> **SHORT EXERCISE**
Your task is to extract every line from the material below exactly.

Stored dataset items
[START]

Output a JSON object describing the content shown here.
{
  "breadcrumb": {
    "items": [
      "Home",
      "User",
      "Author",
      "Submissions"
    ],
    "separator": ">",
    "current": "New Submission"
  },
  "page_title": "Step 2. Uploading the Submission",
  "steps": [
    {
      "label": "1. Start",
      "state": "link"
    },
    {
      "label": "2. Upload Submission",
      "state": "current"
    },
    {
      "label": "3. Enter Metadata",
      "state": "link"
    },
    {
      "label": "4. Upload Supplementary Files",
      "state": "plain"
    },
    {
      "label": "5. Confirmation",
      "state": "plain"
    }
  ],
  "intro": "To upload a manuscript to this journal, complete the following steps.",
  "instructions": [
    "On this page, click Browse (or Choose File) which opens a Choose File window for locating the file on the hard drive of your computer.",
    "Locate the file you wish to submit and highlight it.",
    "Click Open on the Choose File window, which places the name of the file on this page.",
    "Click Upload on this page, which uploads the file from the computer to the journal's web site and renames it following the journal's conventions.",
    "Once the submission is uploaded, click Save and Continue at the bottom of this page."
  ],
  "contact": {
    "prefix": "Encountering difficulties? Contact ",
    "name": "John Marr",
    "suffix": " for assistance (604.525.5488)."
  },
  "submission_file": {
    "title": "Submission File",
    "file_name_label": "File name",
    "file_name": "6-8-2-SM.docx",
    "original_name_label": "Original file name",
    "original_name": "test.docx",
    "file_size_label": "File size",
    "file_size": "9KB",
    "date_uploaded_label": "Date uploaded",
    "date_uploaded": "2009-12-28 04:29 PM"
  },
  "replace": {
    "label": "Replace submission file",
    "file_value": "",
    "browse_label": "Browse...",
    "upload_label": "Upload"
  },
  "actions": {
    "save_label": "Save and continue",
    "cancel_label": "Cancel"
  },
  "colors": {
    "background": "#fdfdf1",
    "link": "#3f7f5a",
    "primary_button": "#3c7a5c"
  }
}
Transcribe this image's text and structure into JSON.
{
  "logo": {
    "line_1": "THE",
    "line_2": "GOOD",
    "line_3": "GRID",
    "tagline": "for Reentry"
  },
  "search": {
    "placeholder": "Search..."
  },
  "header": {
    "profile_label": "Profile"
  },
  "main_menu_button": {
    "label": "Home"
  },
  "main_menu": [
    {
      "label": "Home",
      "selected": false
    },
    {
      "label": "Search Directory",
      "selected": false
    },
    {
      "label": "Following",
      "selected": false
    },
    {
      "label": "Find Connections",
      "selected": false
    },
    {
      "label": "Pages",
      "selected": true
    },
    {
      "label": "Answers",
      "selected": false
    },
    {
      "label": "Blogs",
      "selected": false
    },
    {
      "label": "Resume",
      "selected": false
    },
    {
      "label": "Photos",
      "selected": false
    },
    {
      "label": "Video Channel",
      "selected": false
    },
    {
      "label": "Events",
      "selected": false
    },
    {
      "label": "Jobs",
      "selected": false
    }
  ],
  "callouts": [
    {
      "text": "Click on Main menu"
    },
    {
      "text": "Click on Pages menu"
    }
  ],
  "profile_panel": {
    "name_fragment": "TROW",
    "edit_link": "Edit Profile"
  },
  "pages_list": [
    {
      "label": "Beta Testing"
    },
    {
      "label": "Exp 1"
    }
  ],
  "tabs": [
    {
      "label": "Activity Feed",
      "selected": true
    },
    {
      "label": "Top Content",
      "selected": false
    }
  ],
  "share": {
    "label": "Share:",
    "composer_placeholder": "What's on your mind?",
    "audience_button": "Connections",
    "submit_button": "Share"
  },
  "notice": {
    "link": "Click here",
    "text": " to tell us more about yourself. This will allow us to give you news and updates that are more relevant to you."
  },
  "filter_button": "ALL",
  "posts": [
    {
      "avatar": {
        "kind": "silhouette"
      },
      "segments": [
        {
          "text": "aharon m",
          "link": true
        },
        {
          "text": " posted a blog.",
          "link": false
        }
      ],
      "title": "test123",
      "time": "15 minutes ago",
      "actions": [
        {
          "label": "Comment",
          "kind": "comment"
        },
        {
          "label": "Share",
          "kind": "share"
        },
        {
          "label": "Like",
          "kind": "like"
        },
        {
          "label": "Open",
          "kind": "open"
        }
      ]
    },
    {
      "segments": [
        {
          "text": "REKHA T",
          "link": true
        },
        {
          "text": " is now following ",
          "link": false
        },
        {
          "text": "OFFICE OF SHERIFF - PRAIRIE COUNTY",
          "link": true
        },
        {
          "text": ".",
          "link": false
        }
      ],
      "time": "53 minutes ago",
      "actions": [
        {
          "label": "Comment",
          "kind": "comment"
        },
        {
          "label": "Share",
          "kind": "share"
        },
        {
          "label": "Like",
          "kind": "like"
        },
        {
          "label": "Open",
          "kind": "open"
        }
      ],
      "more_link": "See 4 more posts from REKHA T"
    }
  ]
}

[END]

> **SOLUTION**
Output a JSON object describing the content shown here.
{
  "breadcrumb": {
    "items": [
      "Home",
      "User",
      "Author",
      "Submissions"
    ],
    "separator": ">",
    "current": "New Submission"
  },
  "page_title": "Step 2. Uploading the Submission",
  "steps": [
    {
      "label": "1. Start",
      "state": "link"
    },
    {
      "label": "2. Upload Submission",
      "state": "current"
    },
    {
      "label": "3. Enter Metadata",
      "state": "link"
    },
    {
      "label": "4. Upload Supplementary Files",
      "state": "plain"
    },
    {
      "label": "5. Confirmation",
      "state": "plain"
    }
  ],
  "intro": "To upload a manuscript to this journal, complete the following steps.",
  "instructions": [
    "On this page, click Browse (or Choose File) which opens a Choose File window for locating the file on the hard drive of your computer.",
    "Locate the file you wish to submit and highlight it.",
    "Click Open on the Choose File window, which places the name of the file on this page.",
    "Click Upload on this page, which uploads the file from the computer to the journal's web site and renames it following the journal's conventions.",
    "Once the submission is uploaded, click Save and Continue at the bottom of this page."
  ],
  "contact": {
    "prefix": "Encountering difficulties? Contact ",
    "name": "John Marr",
    "suffix": " for assistance (604.525.5488)."
  },
  "submission_file": {
    "title": "Submission File",
    "file_name_label": "File name",
    "file_name": "6-8-2-SM.docx",
    "original_name_label": "Original file name",
    "original_name": "test.docx",
    "file_size_label": "File size",
    "file_size": "9KB",
    "date_uploaded_label": "Date uploaded",
    "date_uploaded": "2009-12-28 04:29 PM"
  },
  "replace": {
    "label": "Replace submission file",
    "file_value": "",
    "browse_label": "Browse...",
    "upload_label": "Upload"
  },
  "actions": {
    "save_label": "Save and continue",
    "cancel_label": "Cancel"
  },
  "colors": {
    "background": "#fdfdf1",
    "link": "#3f7f5a",
    "primary_button": "#3c7a5c"
  }
}
Transcribe this image's text and structure into JSON.
{
  "logo": {
    "line_1": "THE",
    "line_2": "GOOD",
    "line_3": "GRID",
    "tagline": "for Reentry"
  },
  "search": {
    "placeholder": "Search..."
  },
  "header": {
    "profile_label": "Profile"
  },
  "main_menu_button": {
    "label": "Home"
  },
  "main_menu": [
    {
      "label": "Home",
      "selected": false
    },
    {
      "label": "Search Directory",
      "selected": false
    },
    {
      "label": "Following",
      "selected": false
    },
    {
      "label": "Find Connections",
      "selected": false
    },
    {
      "label": "Pages",
      "selected": true
    },
    {
      "label": "Answers",
      "selected": false
    },
    {
      "label": "Blogs",
      "selected": false
    },
    {
      "label": "Resume",
      "selected": false
    },
    {
      "label": "Photos",
      "selected": false
    },
    {
      "label": "Video Channel",
      "selected": false
    },
    {
      "label": "Events",
      "selected": false
    },
    {
      "label": "Jobs",
      "selected": false
    }
  ],
  "callouts": [
    {
      "text": "Click on Main menu"
    },
    {
      "text": "Click on Pages menu"
    }
  ],
  "profile_panel": {
    "name_fragment": "TROW",
    "edit_link": "Edit Profile"
  },
  "pages_list": [
    {
      "label": "Beta Testing"
    },
    {
      "label": "Exp 1"
    }
  ],
  "tabs": [
    {
      "label": "Activity Feed",
      "selected": true
    },
    {
      "label": "Top Content",
      "selected": false
    }
  ],
  "share": {
    "label": "Share:",
    "composer_placeholder": "What's on your mind?",
    "audience_button": "Connections",
    "submit_button": "Share"
  },
  "notice": {
    "link": "Click here",
    "text": " to tell us more about yourself. This will allow us to give you news and updates that are more relevant to you."
  },
  "filter_button": "ALL",
  "posts": [
    {
      "avatar": {
        "kind": "silhouette"
      },
      "segments": [
        {
          "text": "aharon m",
          "link": true
        },
        {
          "text": " posted a blog.",
          "link": false
        }
      ],
      "title": "test123",
      "time": "15 minutes ago",
      "actions": [
        {
          "label": "Comment",
          "kind": "comment"
        },
        {
          "label": "Share",
          "kind": "share"
        },
        {
          "label": "Like",
          "kind": "like"
        },
        {
          "label": "Open",
          "kind": "open"
        }
      ]
    },
    {
      "segments": [
        {
          "text": "REKHA T",
          "link": true
        },
        {
          "text": " is now following ",
          "link": false
        },
        {
          "text": "OFFICE OF SHERIFF - PRAIRIE COUNTY",
          "link": true
        },
        {
          "text": ".",
          "link": false
        }
      ],
      "time": "53 minutes ago",
      "actions": [
        {
          "label": "Comment",
          "kind": "comment"
        },
        {
          "label": "Share",
          "kind": "share"
        },
        {
          "label": "Like",
          "kind": "like"
        },
        {
          "label": "Open",
          "kind": "open"
        }
      ],
      "more_link": "See 4 more posts from REKHA T"
    }
  ]
}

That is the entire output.